> Objective
Only lines with the string "érysipèle" matter here; gather them from the material below.

*** Material shown

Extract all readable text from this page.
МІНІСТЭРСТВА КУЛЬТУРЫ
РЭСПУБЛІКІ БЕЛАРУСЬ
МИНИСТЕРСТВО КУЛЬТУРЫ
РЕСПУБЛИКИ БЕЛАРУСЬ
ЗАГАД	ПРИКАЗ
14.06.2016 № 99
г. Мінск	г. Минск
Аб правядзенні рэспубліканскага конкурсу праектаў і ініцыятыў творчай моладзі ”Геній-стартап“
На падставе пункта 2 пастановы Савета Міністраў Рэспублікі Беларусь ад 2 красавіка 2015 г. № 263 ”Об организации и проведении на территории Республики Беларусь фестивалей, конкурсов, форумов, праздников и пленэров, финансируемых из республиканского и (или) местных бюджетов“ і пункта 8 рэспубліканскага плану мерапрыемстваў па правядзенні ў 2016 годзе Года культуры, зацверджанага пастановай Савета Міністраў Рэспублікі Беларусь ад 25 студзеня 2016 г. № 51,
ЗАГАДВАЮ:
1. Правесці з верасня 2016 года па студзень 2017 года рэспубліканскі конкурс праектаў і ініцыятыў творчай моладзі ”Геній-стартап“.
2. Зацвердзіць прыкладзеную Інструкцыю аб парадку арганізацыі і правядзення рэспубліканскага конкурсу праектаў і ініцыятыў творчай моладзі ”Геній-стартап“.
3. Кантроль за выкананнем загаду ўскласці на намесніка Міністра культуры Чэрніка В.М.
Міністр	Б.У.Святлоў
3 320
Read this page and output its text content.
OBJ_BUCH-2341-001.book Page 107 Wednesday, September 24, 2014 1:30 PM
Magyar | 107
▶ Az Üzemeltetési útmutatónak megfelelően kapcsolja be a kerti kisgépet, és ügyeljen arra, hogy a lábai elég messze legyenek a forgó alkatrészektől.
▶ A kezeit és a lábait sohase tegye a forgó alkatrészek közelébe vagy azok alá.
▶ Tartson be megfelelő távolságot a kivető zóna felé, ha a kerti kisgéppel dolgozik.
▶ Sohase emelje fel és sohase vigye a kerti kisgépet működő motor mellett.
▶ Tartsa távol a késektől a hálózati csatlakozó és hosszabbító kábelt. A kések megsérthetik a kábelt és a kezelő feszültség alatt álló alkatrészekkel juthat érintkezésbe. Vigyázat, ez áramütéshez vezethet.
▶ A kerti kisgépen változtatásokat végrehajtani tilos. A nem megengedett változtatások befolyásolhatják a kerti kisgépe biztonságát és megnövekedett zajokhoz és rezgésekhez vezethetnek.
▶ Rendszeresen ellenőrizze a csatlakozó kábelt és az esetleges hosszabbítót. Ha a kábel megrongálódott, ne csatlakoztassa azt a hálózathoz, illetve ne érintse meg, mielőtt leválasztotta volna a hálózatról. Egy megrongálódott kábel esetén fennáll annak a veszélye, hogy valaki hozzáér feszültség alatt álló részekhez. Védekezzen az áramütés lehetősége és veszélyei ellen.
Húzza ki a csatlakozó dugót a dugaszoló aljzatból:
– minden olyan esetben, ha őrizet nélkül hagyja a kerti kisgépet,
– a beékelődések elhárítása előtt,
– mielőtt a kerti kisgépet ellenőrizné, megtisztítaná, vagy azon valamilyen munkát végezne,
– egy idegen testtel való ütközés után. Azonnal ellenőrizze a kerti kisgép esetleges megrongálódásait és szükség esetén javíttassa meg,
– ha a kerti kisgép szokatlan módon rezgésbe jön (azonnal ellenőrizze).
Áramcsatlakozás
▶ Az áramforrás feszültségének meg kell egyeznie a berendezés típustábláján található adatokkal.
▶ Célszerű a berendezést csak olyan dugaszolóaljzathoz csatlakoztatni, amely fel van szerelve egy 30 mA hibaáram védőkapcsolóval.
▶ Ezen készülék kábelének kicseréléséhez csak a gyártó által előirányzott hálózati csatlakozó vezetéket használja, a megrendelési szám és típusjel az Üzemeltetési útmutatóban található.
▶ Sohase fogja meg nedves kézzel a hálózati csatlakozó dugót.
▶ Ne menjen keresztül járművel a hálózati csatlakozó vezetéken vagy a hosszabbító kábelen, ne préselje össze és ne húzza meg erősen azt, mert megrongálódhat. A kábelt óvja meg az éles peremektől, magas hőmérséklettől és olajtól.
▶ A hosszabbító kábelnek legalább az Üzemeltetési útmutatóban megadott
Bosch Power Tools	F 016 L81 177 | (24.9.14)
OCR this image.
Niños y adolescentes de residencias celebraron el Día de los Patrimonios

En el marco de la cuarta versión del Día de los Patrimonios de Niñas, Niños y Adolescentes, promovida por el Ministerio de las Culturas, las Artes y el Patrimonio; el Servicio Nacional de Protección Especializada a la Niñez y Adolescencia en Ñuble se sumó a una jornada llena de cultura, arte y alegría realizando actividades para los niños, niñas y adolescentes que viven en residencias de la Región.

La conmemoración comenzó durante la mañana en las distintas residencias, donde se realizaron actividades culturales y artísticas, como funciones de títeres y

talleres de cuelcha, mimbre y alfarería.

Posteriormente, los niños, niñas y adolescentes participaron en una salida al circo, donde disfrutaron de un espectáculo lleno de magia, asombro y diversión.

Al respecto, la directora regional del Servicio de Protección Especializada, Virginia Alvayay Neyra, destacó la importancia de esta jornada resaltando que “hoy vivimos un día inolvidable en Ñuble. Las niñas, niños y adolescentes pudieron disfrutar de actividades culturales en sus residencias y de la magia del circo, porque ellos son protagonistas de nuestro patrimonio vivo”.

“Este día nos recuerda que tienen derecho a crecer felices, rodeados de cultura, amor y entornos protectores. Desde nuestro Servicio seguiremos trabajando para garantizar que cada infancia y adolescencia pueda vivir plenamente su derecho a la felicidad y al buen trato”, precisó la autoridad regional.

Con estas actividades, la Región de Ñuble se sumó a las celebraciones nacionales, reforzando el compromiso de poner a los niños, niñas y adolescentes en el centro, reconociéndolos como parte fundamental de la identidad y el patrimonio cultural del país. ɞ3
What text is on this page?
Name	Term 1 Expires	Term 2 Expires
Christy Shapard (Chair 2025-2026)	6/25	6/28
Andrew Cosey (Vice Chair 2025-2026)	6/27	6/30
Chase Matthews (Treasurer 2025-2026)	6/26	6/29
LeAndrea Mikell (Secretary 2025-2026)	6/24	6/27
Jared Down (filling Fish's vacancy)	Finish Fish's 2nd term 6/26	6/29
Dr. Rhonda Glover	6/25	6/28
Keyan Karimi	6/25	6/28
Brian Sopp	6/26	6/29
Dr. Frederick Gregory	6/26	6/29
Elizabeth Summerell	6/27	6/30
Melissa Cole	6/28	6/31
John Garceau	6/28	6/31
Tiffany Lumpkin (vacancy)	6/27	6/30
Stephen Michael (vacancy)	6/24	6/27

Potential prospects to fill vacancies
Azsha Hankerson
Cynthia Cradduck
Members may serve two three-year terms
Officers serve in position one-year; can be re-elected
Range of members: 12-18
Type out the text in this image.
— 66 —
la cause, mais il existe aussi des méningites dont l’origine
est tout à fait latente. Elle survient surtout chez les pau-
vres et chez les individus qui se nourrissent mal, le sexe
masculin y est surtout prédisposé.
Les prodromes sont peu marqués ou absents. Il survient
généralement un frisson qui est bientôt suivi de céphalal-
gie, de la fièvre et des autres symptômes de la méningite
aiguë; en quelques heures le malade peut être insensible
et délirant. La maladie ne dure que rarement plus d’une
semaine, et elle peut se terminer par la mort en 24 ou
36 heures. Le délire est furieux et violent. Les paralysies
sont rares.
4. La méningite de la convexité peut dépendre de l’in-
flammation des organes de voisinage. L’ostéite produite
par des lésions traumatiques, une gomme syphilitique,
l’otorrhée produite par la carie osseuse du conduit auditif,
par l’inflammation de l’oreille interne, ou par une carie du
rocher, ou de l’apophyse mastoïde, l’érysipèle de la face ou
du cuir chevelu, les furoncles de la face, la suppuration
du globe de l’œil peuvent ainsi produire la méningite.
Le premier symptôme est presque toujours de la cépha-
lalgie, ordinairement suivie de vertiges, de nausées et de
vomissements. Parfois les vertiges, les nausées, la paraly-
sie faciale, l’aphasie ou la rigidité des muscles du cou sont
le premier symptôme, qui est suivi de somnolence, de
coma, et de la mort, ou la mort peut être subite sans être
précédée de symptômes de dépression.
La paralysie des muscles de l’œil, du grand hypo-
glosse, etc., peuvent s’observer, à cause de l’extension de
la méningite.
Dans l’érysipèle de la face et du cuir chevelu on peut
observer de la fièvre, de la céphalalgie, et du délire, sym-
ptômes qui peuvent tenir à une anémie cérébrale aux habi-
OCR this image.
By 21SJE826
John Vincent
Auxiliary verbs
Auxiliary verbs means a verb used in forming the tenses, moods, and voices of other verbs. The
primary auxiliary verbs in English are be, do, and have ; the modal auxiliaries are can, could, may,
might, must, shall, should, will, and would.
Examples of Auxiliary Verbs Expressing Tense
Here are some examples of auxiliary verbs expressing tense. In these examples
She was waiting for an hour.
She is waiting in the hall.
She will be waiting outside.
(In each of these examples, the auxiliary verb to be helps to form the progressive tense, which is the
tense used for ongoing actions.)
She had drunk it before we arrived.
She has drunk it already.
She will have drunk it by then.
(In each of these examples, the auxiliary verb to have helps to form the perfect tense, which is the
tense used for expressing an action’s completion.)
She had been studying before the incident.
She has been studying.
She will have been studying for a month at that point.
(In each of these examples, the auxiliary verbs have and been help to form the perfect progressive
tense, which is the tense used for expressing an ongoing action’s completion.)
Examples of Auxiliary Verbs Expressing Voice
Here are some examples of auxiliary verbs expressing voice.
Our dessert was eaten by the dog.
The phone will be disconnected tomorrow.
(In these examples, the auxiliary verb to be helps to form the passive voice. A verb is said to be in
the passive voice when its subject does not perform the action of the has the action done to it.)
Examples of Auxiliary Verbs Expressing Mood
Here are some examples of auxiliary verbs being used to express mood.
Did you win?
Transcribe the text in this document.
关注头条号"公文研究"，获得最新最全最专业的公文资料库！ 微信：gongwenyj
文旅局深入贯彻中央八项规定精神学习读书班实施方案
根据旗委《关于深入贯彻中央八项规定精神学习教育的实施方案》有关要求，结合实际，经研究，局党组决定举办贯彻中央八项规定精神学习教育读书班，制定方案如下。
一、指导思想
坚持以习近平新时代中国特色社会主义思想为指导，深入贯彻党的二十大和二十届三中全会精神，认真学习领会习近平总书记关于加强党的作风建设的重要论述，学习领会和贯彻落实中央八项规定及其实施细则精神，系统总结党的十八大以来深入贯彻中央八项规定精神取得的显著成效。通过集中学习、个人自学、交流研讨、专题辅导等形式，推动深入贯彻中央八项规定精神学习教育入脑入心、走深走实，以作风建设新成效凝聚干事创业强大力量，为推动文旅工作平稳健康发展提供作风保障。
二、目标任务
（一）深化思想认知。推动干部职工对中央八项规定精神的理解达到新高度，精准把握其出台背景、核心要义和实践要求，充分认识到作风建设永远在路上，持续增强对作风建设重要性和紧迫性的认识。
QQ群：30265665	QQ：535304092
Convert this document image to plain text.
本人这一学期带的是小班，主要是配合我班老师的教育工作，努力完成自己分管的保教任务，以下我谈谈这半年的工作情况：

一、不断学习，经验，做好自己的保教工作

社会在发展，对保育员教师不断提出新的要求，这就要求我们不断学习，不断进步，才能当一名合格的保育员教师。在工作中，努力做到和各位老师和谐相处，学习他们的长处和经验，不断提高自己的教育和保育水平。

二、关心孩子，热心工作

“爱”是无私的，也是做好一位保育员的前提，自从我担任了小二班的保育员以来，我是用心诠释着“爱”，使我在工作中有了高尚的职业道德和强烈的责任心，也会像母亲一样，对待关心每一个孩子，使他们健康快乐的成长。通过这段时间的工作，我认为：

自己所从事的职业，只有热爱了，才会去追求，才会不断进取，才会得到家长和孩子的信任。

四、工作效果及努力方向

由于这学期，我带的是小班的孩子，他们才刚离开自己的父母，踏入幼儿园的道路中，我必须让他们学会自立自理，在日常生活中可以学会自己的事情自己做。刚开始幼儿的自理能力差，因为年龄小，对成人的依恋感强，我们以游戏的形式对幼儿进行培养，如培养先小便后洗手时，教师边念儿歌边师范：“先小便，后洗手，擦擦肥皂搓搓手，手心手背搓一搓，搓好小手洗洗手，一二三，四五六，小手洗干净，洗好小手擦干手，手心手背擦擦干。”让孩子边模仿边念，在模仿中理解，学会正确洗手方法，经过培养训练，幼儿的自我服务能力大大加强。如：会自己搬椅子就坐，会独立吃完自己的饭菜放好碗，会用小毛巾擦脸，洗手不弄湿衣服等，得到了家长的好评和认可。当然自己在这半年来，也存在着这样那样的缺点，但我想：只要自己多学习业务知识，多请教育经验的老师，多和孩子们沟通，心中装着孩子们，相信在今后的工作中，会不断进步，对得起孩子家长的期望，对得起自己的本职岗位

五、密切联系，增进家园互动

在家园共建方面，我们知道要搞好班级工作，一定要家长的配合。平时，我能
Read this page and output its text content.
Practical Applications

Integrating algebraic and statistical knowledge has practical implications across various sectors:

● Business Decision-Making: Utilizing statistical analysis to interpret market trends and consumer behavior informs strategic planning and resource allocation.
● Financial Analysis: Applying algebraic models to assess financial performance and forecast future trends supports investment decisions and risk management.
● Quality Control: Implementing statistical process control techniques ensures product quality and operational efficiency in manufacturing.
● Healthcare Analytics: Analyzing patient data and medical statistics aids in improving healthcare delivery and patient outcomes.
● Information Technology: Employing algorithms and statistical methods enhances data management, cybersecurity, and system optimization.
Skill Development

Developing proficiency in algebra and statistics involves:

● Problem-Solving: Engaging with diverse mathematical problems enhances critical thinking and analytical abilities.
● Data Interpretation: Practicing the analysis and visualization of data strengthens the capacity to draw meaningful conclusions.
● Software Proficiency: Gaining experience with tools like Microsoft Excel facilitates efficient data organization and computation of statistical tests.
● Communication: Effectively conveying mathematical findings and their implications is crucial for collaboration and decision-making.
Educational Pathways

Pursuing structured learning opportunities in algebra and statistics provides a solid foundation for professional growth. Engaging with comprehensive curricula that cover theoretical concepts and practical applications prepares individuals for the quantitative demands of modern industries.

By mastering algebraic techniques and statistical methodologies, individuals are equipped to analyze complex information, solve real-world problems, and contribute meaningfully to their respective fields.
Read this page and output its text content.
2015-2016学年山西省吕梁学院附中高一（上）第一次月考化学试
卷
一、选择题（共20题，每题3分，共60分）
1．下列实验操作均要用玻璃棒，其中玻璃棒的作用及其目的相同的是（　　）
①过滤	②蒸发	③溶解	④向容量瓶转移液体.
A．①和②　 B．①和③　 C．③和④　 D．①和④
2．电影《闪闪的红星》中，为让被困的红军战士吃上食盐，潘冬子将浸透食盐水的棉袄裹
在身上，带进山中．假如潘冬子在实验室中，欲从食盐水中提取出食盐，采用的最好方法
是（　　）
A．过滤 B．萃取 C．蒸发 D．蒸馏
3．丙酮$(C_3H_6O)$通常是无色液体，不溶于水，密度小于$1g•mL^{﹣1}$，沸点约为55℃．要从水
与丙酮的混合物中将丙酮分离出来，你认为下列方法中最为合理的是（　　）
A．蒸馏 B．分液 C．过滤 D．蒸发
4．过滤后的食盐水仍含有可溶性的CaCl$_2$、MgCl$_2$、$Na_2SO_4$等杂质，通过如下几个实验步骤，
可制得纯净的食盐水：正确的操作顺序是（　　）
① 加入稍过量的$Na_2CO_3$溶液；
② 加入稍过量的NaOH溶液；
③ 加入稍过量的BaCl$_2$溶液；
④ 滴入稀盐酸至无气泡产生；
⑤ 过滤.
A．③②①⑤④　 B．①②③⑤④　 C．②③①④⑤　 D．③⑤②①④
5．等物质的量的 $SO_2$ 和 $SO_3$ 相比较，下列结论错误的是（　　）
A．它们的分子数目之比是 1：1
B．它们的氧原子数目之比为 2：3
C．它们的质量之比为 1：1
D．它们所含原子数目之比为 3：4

******

> Exercise result
rocher, ou de l’apophyse mastoïde, l’érysipèle de la face ou
Dans l’érysipèle de la face et du cuir chevelu on peut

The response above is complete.